━━ WORKING DATA
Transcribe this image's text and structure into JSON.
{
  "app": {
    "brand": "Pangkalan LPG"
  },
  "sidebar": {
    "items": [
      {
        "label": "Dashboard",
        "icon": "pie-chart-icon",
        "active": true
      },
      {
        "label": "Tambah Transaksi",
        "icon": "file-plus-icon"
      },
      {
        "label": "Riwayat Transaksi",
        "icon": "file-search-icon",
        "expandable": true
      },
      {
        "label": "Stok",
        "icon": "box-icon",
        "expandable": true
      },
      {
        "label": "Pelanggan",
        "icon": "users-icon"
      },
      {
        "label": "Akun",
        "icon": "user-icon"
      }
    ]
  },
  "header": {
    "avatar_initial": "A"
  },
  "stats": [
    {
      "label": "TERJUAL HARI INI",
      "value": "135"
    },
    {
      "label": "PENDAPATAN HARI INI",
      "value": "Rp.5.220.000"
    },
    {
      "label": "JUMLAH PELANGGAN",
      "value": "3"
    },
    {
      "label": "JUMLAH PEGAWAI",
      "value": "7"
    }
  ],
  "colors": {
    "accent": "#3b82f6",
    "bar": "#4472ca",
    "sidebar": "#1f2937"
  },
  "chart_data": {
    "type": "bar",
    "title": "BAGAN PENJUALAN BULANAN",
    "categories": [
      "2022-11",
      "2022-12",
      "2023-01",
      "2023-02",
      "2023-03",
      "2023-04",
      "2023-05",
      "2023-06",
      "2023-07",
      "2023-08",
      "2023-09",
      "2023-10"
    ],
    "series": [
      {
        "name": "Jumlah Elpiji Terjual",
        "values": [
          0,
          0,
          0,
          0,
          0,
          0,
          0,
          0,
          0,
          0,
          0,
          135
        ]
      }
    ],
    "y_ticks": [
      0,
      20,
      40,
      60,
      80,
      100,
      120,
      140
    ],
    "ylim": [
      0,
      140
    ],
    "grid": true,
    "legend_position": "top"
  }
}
━━━━
▶ **EXERCISE**
Go through the material and select each line with the string "Transaksi" in it.

▶ **THE OUTPUT**
        "label": "Tambah Transaksi",
        "label": "Riwayat Transaksi",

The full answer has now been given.